TASK DETAILS
Repeat the listing word for word. No pictures belong in the copy.

ENTRIES SHOWN
———

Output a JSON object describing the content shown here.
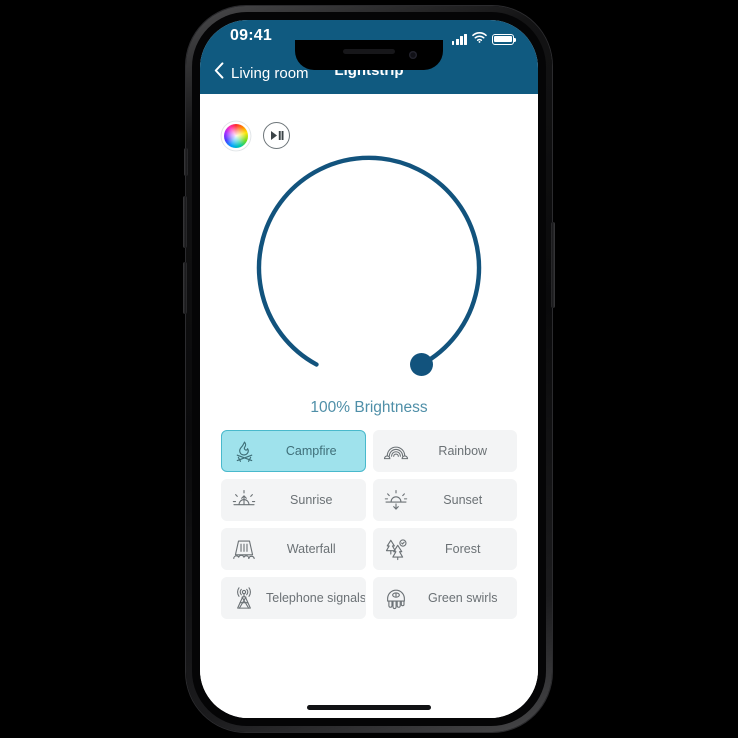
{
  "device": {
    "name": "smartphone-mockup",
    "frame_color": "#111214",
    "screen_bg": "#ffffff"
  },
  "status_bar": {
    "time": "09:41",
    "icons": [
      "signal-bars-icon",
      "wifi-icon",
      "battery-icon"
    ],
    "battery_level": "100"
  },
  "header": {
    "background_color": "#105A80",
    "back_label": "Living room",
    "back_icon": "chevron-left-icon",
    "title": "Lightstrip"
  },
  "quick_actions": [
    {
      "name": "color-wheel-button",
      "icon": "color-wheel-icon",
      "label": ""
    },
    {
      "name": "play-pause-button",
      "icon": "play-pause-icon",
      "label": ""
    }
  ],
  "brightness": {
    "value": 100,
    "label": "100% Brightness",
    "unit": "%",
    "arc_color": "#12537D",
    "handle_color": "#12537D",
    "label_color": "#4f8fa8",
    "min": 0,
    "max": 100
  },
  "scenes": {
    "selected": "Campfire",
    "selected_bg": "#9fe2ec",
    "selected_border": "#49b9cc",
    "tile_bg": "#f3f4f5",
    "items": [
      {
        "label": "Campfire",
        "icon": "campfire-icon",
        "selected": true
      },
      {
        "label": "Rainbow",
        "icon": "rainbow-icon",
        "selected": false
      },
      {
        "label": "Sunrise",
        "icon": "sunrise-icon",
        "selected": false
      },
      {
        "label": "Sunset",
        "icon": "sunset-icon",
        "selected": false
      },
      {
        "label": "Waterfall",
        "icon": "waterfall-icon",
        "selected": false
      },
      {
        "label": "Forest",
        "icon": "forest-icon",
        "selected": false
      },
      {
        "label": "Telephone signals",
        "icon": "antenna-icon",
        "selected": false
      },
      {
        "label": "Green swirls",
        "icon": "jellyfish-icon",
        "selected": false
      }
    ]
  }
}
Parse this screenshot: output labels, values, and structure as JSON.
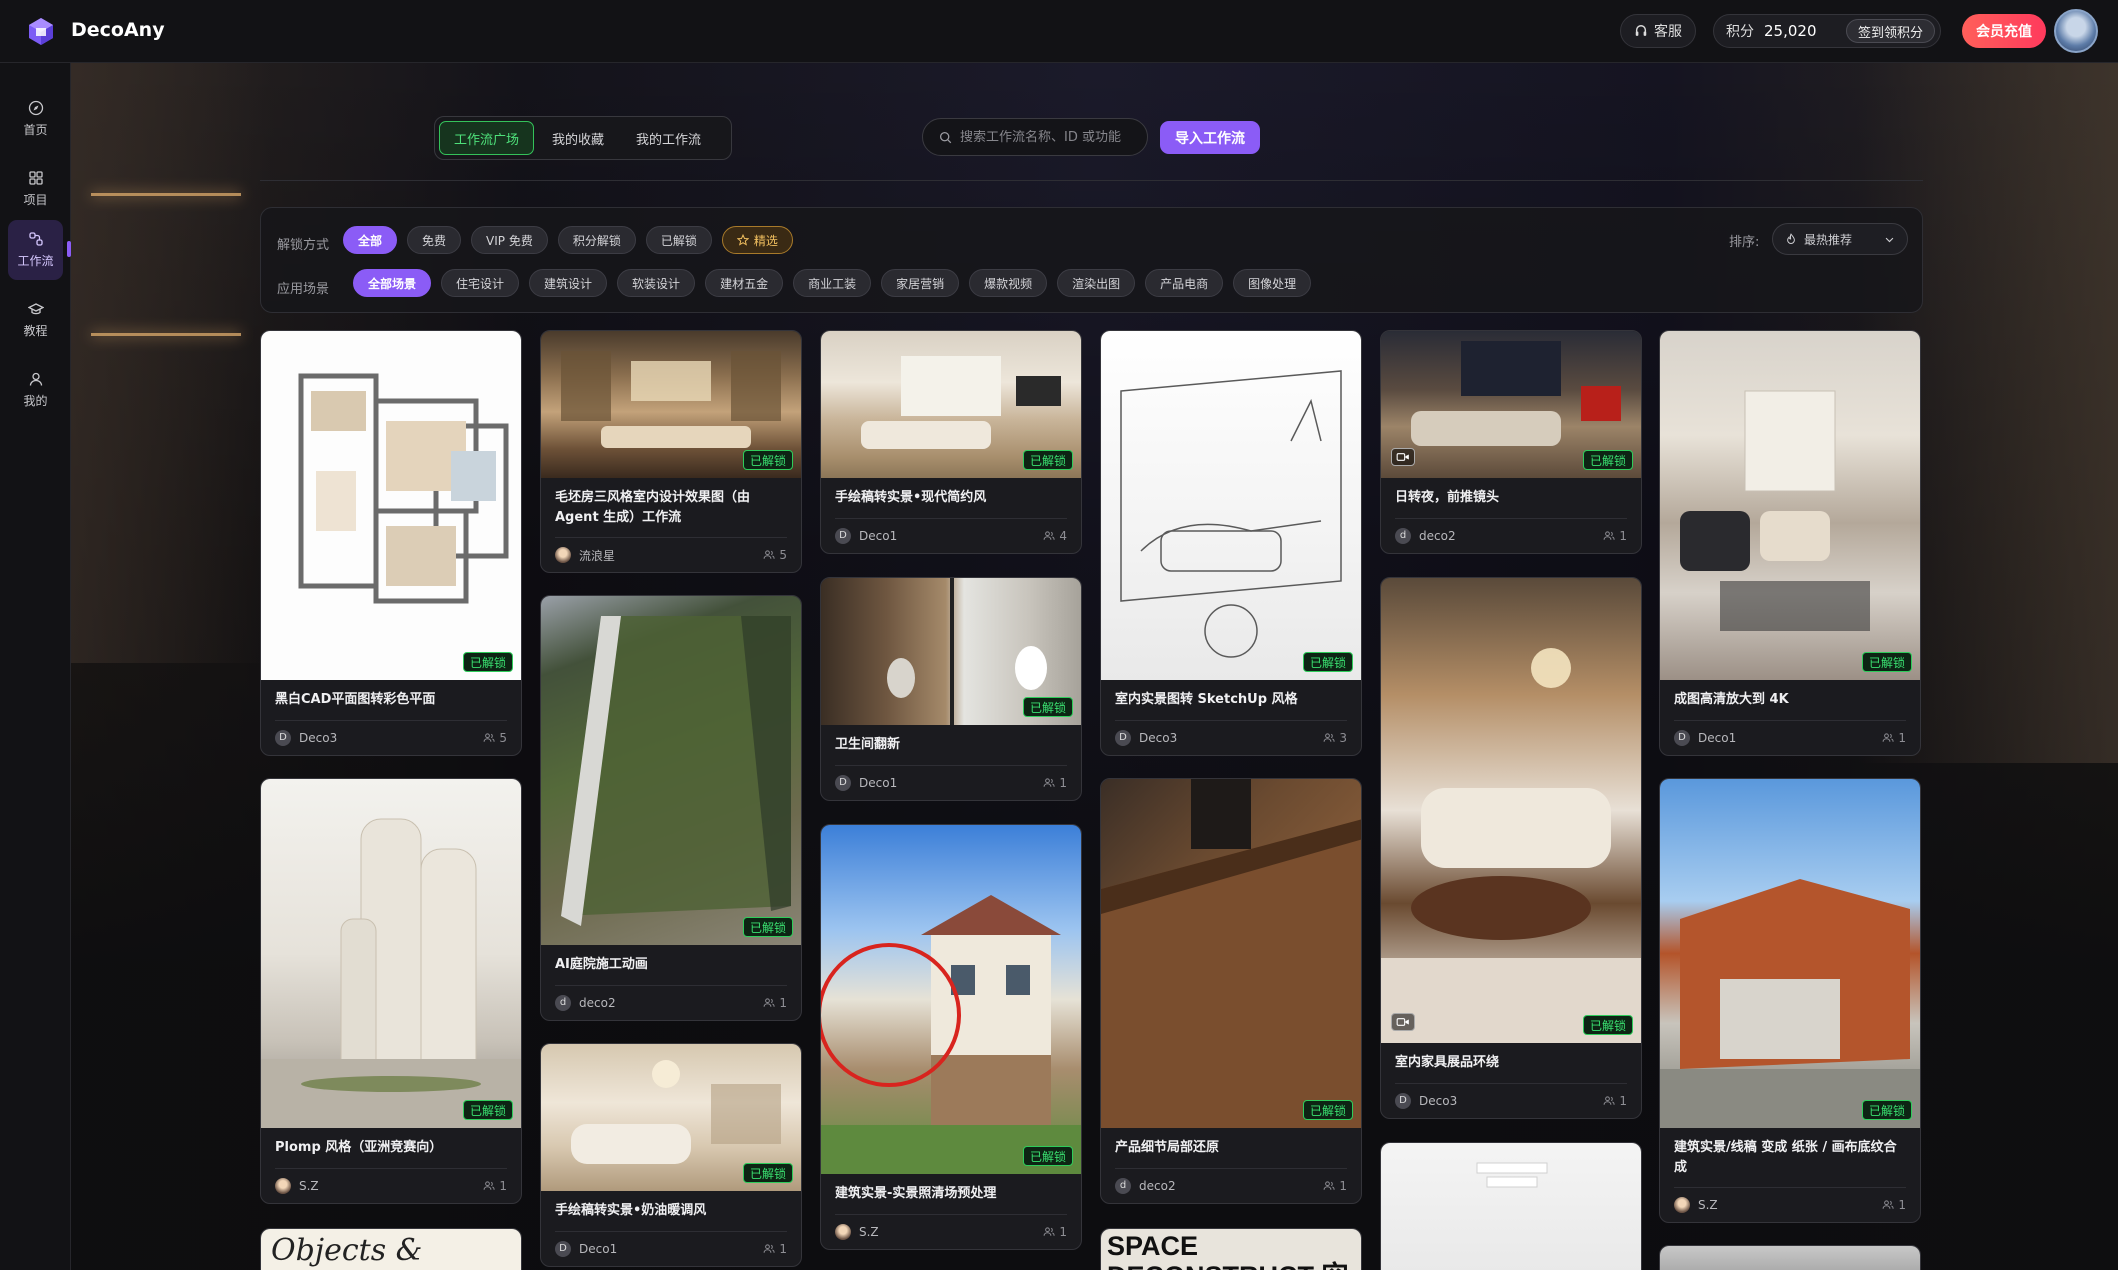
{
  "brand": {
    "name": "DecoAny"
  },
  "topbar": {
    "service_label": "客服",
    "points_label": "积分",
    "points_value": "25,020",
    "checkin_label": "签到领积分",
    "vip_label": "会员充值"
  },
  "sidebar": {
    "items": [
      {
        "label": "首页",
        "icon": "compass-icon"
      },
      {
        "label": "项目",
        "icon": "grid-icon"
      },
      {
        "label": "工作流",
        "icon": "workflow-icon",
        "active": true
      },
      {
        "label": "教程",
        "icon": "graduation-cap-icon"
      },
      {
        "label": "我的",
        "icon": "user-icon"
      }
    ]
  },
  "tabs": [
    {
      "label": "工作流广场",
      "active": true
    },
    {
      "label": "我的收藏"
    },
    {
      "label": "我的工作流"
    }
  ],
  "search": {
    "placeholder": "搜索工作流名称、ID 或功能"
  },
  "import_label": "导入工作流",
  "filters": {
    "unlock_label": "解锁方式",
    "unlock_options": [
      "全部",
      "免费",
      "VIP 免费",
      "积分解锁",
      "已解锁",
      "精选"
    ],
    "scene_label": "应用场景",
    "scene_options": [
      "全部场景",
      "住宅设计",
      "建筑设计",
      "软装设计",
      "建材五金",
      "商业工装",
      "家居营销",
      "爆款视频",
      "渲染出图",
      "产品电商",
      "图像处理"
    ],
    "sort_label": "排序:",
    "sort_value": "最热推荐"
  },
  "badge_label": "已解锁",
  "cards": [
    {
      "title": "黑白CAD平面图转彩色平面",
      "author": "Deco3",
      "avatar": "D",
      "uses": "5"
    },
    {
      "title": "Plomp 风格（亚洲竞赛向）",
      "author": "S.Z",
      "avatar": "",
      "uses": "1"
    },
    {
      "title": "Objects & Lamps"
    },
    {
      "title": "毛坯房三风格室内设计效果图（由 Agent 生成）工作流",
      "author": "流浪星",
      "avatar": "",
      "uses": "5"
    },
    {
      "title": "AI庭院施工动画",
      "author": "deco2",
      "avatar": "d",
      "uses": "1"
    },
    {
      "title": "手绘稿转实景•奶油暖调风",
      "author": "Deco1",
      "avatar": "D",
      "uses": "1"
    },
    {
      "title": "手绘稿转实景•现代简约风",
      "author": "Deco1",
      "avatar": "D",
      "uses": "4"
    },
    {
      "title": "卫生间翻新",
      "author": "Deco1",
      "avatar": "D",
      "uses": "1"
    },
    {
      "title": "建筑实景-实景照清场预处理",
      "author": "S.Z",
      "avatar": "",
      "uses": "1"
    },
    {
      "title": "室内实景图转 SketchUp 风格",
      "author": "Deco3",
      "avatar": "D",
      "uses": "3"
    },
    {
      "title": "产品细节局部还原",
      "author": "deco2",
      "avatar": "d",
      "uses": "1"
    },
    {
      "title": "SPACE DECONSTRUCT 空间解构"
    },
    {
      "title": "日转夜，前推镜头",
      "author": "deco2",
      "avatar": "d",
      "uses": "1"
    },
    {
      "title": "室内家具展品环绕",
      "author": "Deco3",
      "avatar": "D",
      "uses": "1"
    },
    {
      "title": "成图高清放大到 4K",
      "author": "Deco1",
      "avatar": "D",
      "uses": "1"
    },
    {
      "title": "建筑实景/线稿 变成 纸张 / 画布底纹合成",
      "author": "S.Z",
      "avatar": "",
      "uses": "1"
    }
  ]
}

———

TASK ANSWER
Output a JSON object describing the content shown here.
{
  "device": {
    "name": "smartphone-mockup",
    "frame_color": "#111214",
    "screen_bg": "#ffffff"
  },
  "status_bar": {
    "time": "09:41",
    "icons": [
      "signal-bars-icon",
      "wifi-icon",
      "battery-icon"
    ],
    "battery_level": "100"
  },
  "header": {
    "background_color": "#105A80",
    "back_label": "Living room",
    "back_icon": "chevron-left-icon",
    "title": "Lightstrip"
  },
  "quick_actions": [
    {
      "name": "color-wheel-button",
      "icon": "color-wheel-icon",
      "label": ""
    },
    {
      "name": "play-pause-button",
      "icon": "play-pause-icon",
      "label": ""
    }
  ],
  "brightness": {
    "value": 100,
    "label": "100% Brightness",
    "unit": "%",
    "arc_color": "#12537D",
    "handle_color": "#12537D",
    "label_color": "#4f8fa8",
    "min": 0,
    "max": 100
  },
  "scenes": {
    "selected": "Campfire",
    "selected_bg": "#9fe2ec",
    "selected_border": "#49b9cc",
    "tile_bg": "#f3f4f5",
    "items": [
      {
        "label": "Campfire",
        "icon": "campfire-icon",
        "selected": true
      },
      {
        "label": "Rainbow",
        "icon": "rainbow-icon",
        "selected": false
      },
      {
        "label": "Sunrise",
        "icon": "sunrise-icon",
        "selected": false
      },
      {
        "label": "Sunset",
        "icon": "sunset-icon",
        "selected": false
      },
      {
        "label": "Waterfall",
        "icon": "waterfall-icon",
        "selected": false
      },
      {
        "label": "Forest",
        "icon": "forest-icon",
        "selected": false
      },
      {
        "label": "Telephone signals",
        "icon": "antenna-icon",
        "selected": false
      },
      {
        "label": "Green swirls",
        "icon": "jellyfish-icon",
        "selected": false
      }
    ]
  }
}
Parse this screenshot: output labels, values, and structure as JSON.
{
  "brand": {
    "name": "DecoAny"
  },
  "topbar": {
    "service_label": "客服",
    "points_label": "积分",
    "points_value": "25,020",
    "checkin_label": "签到领积分",
    "vip_label": "会员充值"
  },
  "sidebar": {
    "items": [
      {
        "label": "首页",
        "icon": "compass-icon"
      },
      {
        "label": "项目",
        "icon": "grid-icon"
      },
      {
        "label": "工作流",
        "icon": "workflow-icon",
        "active": true
      },
      {
        "label": "教程",
        "icon": "graduation-cap-icon"
      },
      {
        "label": "我的",
        "icon": "user-icon"
      }
    ]
  },
  "tabs": [
    {
      "label": "工作流广场",
      "active": true
    },
    {
      "label": "我的收藏"
    },
    {
      "label": "我的工作流"
    }
  ],
  "search": {
    "placeholder": "搜索工作流名称、ID 或功能"
  },
  "import_label": "导入工作流",
  "filters": {
    "unlock_label": "解锁方式",
    "unlock_options": [
      "全部",
      "免费",
      "VIP 免费",
      "积分解锁",
      "已解锁",
      "精选"
    ],
    "scene_label": "应用场景",
    "scene_options": [
      "全部场景",
      "住宅设计",
      "建筑设计",
      "软装设计",
      "建材五金",
      "商业工装",
      "家居营销",
      "爆款视频",
      "渲染出图",
      "产品电商",
      "图像处理"
    ],
    "sort_label": "排序:",
    "sort_value": "最热推荐"
  },
  "badge_label": "已解锁",
  "cards": [
    {
      "title": "黑白CAD平面图转彩色平面",
      "author": "Deco3",
      "avatar": "D",
      "uses": "5"
    },
    {
      "title": "Plomp 风格（亚洲竞赛向）",
      "author": "S.Z",
      "avatar": "",
      "uses": "1"
    },
    {
      "title": "Objects & Lamps"
    },
    {
      "title": "毛坯房三风格室内设计效果图（由 Agent 生成）工作流",
      "author": "流浪星",
      "avatar": "",
      "uses": "5"
    },
    {
      "title": "AI庭院施工动画",
      "author": "deco2",
      "avatar": "d",
      "uses": "1"
    },
    {
      "title": "手绘稿转实景•奶油暖调风",
      "author": "Deco1",
      "avatar": "D",
      "uses": "1"
    },
    {
      "title": "手绘稿转实景•现代简约风",
      "author": "Deco1",
      "avatar": "D",
      "uses": "4"
    },
    {
      "title": "卫生间翻新",
      "author": "Deco1",
      "avatar": "D",
      "uses": "1"
    },
    {
      "title": "建筑实景-实景照清场预处理",
      "author": "S.Z",
      "avatar": "",
      "uses": "1"
    },
    {
      "title": "室内实景图转 SketchUp 风格",
      "author": "Deco3",
      "avatar": "D",
      "uses": "3"
    },
    {
      "title": "产品细节局部还原",
      "author": "deco2",
      "avatar": "d",
      "uses": "1"
    },
    {
      "title": "SPACE DECONSTRUCT 空间解构"
    },
    {
      "title": "日转夜，前推镜头",
      "author": "deco2",
      "avatar": "d",
      "uses": "1"
    },
    {
      "title": "室内家具展品环绕",
      "author": "Deco3",
      "avatar": "D",
      "uses": "1"
    },
    {
      "title": "成图高清放大到 4K",
      "author": "Deco1",
      "avatar": "D",
      "uses": "1"
    },
    {
      "title": "建筑实景/线稿 变成 纸张 / 画布底纹合成",
      "author": "S.Z",
      "avatar": "",
      "uses": "1"
    }
  ]
}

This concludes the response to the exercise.